> [SET TASK]
Whenever a line below holds the word "this", copy that line.

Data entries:
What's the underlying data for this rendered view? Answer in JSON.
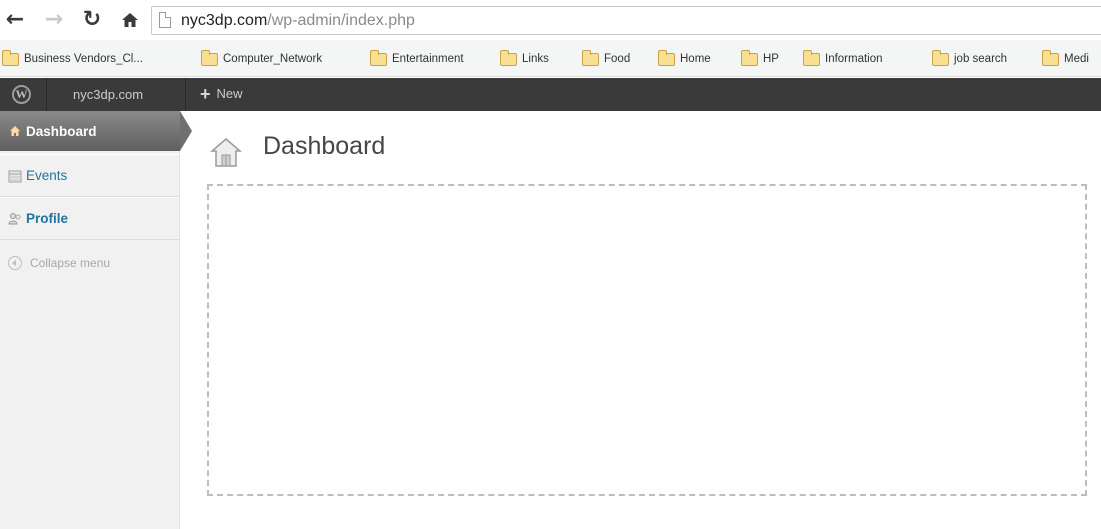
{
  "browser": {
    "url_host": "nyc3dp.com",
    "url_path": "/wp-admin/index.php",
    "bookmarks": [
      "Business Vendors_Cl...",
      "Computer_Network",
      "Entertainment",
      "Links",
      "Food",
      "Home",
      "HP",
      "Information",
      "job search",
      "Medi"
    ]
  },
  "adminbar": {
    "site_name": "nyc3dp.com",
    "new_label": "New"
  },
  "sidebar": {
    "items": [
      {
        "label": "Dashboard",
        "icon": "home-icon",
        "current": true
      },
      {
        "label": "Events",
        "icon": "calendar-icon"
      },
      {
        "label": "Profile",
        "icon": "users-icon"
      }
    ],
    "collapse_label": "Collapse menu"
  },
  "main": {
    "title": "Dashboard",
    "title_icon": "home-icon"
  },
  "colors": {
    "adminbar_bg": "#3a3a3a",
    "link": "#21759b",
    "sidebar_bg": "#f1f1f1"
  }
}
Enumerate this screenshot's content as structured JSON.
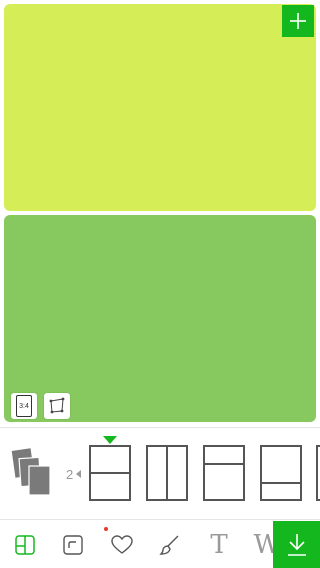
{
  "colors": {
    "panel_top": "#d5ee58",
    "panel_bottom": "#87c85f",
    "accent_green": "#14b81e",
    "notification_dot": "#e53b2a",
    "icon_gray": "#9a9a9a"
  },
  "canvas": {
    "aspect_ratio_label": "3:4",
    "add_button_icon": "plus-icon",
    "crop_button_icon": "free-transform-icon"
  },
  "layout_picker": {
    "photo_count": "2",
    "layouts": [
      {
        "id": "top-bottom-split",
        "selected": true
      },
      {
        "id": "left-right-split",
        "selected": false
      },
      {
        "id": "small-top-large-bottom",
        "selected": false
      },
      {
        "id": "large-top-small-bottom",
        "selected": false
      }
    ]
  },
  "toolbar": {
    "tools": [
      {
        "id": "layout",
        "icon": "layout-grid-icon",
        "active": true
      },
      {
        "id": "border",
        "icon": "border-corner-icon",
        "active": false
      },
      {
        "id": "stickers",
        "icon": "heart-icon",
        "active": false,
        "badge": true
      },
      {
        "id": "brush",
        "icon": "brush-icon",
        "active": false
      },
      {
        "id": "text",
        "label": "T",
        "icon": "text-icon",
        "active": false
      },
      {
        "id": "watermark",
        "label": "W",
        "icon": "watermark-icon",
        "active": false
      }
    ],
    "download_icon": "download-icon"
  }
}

> [COMPLETE OUTPUT]
What's the underlying data for this rendered view? Answer in JSON.
Enumerate this screenshot's content as structured JSON.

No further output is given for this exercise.